What the task requires
Examine each line of the data. Copy those that contain the string "structured".

Materials provided
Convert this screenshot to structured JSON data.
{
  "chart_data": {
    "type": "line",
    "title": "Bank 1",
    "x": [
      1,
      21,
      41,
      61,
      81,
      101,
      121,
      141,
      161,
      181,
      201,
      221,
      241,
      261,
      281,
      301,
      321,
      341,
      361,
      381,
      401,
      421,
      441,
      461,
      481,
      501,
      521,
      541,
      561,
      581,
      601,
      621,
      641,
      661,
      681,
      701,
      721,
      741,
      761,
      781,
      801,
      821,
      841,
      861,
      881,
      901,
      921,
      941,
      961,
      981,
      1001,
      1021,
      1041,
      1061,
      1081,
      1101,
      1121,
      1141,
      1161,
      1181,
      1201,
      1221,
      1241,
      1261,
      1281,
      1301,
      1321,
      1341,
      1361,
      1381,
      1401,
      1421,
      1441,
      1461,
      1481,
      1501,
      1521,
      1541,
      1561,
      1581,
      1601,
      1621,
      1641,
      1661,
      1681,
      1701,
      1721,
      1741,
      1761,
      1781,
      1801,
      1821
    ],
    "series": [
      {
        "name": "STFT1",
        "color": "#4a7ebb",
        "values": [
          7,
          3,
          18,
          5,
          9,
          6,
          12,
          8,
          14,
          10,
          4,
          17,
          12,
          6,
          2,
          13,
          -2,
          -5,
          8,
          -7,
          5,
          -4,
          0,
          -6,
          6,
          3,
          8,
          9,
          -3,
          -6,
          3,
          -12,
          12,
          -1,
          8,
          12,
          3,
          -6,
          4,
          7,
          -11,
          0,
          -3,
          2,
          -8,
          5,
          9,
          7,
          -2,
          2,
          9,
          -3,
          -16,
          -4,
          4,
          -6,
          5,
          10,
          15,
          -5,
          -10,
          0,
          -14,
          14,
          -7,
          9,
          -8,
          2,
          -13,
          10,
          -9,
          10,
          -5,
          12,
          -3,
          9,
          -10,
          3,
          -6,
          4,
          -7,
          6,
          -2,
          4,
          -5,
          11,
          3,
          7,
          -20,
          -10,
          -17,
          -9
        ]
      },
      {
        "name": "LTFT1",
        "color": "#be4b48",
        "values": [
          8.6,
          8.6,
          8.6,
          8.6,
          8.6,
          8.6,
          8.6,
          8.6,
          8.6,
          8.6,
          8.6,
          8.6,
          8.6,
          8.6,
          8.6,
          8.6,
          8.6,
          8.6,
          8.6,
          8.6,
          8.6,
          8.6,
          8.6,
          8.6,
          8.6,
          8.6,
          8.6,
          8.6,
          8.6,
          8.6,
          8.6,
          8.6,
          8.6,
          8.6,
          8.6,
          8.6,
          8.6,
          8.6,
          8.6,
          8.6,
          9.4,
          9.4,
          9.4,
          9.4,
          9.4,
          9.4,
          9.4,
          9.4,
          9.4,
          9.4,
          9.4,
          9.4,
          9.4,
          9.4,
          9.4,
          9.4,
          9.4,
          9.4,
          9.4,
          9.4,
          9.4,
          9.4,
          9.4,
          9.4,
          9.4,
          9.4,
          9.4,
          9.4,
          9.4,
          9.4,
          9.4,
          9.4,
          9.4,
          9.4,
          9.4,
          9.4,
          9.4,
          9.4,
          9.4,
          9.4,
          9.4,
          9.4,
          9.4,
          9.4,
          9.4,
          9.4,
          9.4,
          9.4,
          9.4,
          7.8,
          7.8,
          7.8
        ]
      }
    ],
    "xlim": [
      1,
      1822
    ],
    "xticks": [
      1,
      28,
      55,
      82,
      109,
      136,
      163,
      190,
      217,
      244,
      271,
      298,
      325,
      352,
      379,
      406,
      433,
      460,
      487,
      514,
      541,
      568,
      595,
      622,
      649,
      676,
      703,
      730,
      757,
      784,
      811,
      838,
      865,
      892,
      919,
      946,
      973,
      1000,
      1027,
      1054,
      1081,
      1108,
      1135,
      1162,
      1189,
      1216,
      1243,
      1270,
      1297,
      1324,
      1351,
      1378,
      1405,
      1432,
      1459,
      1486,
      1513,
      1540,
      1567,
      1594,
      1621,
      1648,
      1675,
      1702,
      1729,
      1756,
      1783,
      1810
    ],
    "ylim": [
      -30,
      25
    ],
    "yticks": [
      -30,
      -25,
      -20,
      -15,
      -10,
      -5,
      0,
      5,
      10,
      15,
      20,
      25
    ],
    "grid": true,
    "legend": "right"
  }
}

...

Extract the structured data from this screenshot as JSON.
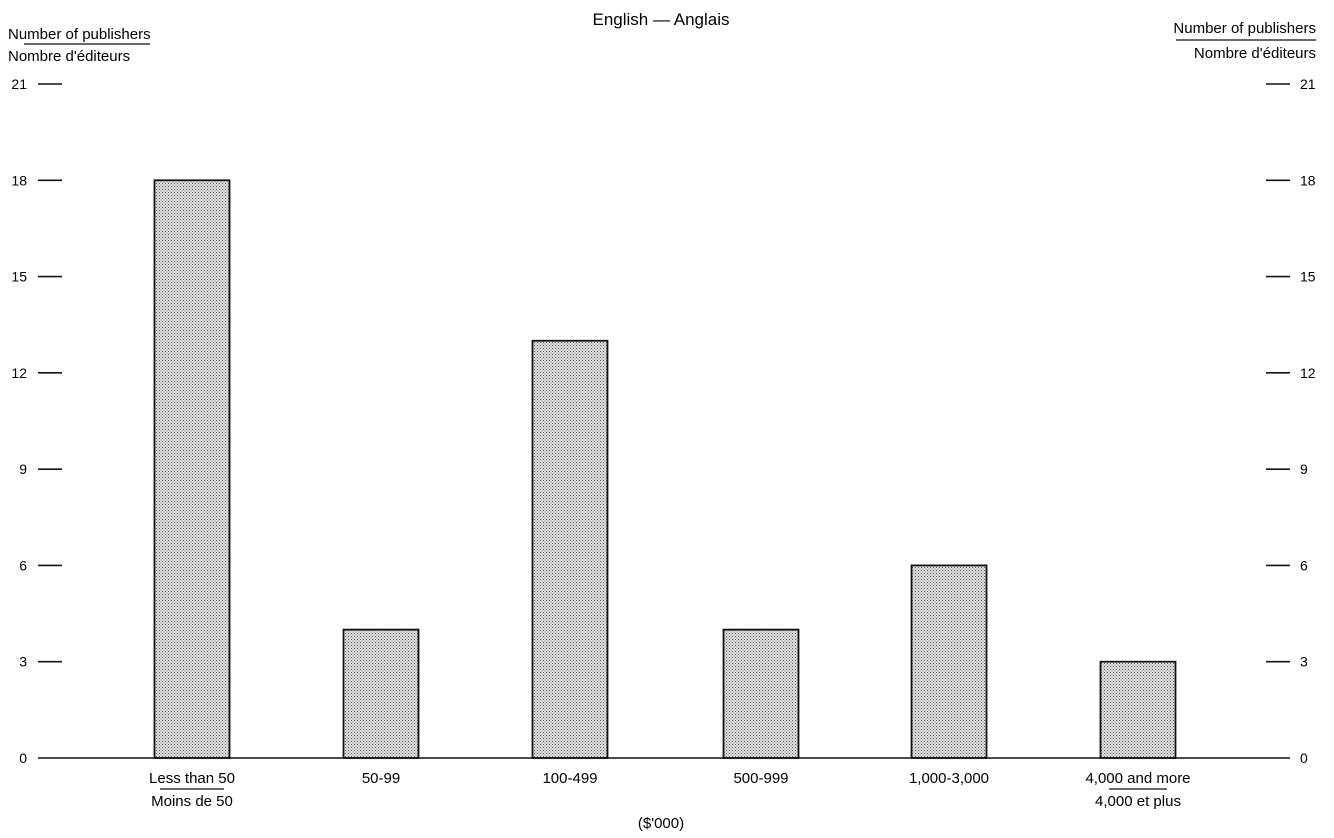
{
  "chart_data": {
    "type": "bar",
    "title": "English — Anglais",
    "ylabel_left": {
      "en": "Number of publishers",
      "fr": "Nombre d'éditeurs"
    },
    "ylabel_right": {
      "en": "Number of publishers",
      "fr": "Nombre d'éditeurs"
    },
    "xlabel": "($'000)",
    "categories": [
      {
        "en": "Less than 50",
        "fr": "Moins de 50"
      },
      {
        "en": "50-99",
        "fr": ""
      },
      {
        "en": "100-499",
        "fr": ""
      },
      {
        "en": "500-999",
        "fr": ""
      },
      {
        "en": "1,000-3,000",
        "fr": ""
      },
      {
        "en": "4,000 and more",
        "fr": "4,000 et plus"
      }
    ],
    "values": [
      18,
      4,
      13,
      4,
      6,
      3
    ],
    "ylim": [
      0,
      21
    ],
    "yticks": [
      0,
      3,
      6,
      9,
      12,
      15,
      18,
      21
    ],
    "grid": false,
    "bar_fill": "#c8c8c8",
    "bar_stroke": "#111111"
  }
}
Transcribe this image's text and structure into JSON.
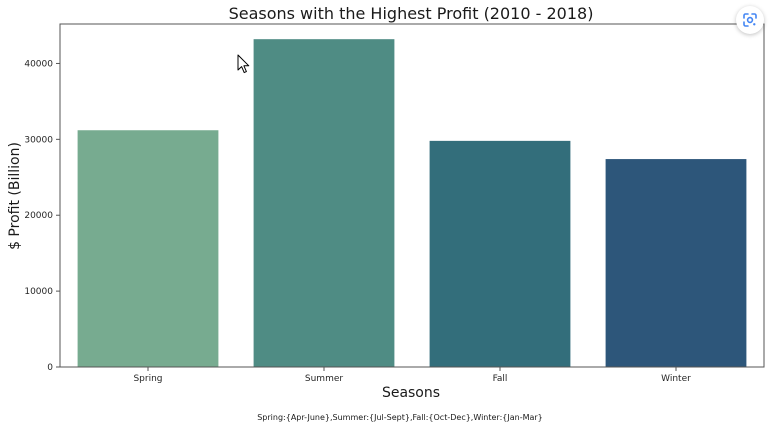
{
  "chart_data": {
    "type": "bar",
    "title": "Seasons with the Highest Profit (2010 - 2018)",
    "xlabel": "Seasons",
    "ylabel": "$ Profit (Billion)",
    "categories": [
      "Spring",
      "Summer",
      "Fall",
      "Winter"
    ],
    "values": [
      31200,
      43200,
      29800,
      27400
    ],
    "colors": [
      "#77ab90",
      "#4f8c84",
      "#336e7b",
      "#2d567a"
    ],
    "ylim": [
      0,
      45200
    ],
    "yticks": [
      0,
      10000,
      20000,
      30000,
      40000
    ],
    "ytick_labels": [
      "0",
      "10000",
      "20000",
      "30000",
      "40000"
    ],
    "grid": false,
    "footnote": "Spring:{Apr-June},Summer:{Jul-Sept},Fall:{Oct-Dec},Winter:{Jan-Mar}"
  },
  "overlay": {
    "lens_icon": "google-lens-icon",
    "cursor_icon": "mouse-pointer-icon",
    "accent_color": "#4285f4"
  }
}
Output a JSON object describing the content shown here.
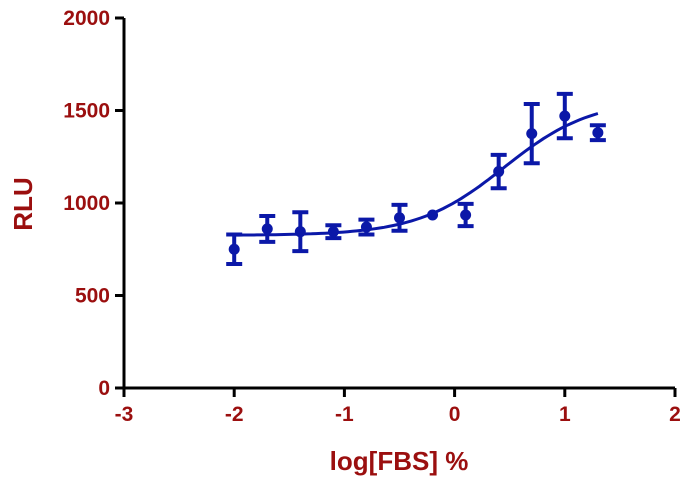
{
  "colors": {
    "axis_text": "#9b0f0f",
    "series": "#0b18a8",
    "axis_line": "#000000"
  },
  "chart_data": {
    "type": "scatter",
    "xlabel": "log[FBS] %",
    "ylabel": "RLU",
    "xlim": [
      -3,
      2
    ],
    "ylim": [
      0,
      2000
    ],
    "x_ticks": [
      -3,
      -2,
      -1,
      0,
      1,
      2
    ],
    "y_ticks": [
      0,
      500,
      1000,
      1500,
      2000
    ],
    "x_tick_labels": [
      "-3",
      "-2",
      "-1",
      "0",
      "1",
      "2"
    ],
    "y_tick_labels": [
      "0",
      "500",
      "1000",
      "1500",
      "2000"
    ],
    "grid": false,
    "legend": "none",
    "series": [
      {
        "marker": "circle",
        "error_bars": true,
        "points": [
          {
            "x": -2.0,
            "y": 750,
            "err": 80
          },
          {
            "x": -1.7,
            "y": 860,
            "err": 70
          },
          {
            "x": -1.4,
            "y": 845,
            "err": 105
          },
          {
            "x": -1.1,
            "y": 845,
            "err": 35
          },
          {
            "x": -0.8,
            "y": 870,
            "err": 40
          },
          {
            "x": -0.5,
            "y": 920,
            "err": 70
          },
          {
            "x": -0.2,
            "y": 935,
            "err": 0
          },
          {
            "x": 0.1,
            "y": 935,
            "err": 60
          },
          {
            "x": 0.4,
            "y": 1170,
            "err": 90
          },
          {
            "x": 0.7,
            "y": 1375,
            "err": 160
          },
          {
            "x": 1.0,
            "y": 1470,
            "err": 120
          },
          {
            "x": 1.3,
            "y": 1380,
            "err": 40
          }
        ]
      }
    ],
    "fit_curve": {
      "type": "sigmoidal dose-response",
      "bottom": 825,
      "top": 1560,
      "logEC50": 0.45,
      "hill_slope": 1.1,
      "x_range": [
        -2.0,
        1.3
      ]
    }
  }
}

* * *

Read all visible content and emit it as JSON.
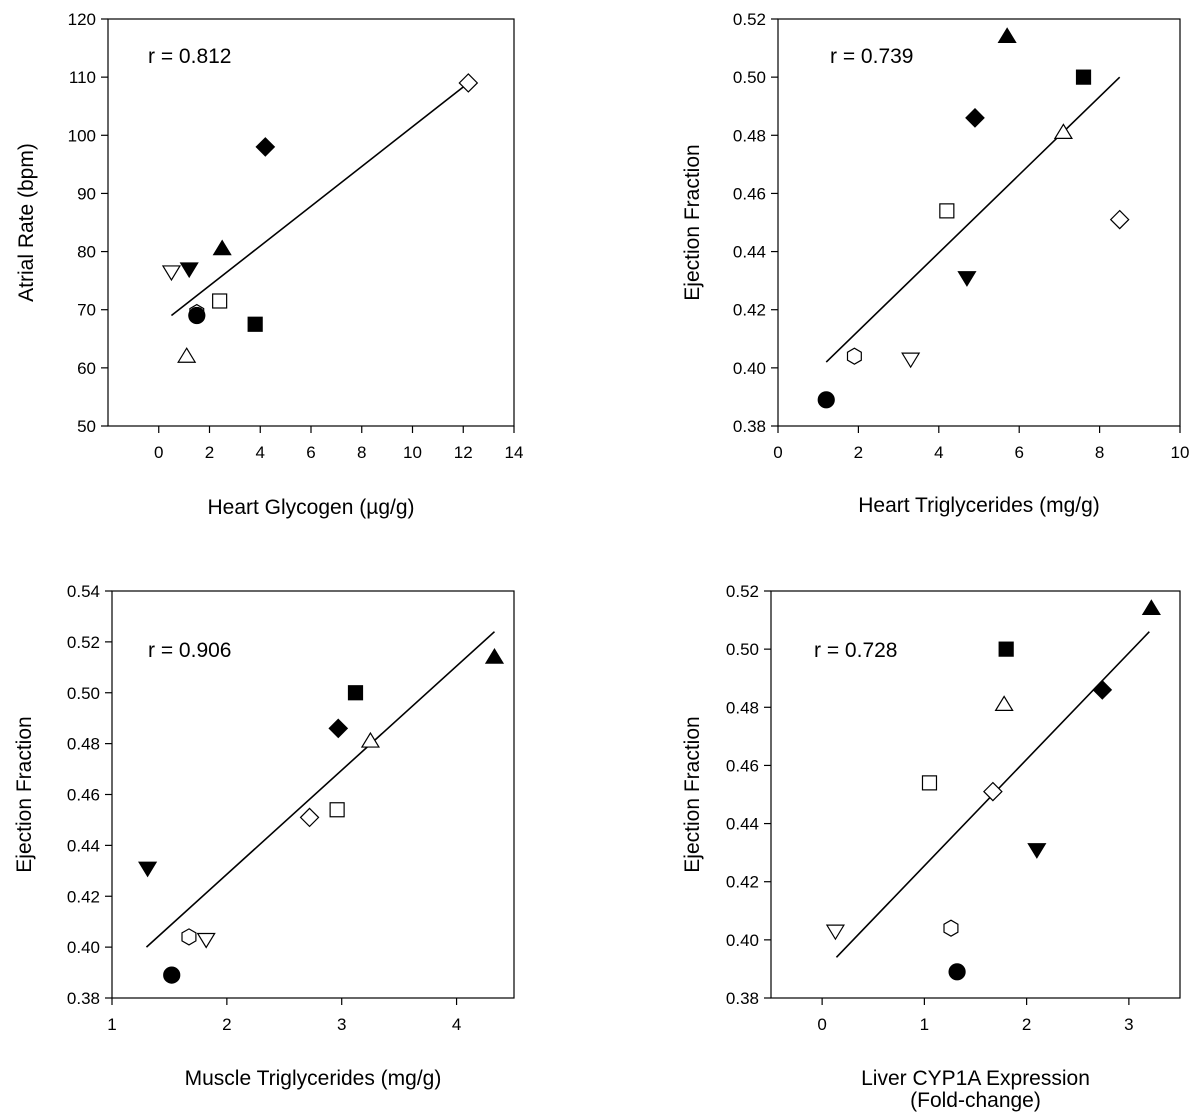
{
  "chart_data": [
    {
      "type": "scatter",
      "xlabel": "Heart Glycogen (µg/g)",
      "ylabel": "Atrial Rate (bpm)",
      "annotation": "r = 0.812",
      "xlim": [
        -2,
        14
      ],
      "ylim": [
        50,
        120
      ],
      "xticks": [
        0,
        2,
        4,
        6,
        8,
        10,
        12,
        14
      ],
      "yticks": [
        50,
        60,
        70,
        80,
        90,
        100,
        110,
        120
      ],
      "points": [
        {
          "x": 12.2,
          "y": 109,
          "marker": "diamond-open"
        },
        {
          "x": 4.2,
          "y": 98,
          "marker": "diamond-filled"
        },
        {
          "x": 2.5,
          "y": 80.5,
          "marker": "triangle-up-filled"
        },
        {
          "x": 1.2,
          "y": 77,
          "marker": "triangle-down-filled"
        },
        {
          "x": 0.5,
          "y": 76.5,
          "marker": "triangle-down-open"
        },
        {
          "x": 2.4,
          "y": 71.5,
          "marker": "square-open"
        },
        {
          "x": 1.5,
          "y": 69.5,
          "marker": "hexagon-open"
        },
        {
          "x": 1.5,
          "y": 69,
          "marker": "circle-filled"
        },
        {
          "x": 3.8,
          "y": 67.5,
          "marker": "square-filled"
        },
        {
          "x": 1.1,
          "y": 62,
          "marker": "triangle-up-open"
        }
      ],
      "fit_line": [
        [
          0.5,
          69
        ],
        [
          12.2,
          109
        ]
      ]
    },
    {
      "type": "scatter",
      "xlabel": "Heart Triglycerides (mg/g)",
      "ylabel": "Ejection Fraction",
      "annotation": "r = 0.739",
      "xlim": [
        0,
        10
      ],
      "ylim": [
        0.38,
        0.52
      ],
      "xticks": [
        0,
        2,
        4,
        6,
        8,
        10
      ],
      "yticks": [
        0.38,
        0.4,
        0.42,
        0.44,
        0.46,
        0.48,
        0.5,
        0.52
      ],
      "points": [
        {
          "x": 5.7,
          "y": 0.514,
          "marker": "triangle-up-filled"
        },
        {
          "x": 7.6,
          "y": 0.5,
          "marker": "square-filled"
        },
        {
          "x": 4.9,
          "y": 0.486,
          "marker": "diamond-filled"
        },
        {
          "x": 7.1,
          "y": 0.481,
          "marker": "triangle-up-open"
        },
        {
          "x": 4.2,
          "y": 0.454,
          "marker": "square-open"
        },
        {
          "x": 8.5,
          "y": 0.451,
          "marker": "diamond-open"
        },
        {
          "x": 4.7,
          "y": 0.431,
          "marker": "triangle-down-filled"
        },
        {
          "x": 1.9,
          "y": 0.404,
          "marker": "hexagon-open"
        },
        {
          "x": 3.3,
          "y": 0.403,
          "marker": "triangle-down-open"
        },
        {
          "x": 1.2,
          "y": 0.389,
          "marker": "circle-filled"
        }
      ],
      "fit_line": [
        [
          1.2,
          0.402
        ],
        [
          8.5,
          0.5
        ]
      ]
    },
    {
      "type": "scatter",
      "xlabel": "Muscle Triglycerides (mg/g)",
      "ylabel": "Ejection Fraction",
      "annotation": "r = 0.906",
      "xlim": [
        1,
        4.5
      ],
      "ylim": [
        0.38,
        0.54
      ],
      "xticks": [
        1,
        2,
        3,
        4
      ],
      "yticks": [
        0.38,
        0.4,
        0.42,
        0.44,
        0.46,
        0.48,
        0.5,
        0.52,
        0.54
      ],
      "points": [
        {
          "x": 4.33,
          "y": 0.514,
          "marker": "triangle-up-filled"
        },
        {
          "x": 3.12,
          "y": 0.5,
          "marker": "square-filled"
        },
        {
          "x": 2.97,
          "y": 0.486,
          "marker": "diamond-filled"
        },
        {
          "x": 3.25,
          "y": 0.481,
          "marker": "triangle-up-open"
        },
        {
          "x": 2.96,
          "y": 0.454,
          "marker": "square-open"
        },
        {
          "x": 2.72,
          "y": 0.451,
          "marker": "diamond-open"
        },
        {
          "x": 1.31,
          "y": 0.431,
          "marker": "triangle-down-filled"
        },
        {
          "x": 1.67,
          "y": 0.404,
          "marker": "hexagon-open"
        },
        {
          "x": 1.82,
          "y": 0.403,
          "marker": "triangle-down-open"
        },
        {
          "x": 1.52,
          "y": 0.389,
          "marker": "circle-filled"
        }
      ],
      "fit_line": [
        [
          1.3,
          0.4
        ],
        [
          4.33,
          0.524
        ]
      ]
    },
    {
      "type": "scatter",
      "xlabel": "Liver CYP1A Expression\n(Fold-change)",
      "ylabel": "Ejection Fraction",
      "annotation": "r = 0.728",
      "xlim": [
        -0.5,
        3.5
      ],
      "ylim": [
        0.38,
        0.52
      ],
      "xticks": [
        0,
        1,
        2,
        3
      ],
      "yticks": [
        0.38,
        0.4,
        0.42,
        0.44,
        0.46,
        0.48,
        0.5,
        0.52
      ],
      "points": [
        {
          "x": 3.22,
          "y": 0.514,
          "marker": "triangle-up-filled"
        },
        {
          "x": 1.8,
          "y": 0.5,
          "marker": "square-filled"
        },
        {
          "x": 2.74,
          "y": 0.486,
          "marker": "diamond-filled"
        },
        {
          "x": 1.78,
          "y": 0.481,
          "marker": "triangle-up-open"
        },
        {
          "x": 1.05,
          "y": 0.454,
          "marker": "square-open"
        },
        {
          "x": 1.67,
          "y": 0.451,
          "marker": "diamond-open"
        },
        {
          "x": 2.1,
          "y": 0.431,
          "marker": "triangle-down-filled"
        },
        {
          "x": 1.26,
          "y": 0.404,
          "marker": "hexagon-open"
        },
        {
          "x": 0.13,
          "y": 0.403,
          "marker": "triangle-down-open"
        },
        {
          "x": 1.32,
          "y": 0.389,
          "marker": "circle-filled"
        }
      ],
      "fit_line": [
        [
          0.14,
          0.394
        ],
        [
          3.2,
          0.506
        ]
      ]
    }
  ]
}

The output
Convert this screenshot to structured JSON data.
Extract the structured data from this screenshot as JSON.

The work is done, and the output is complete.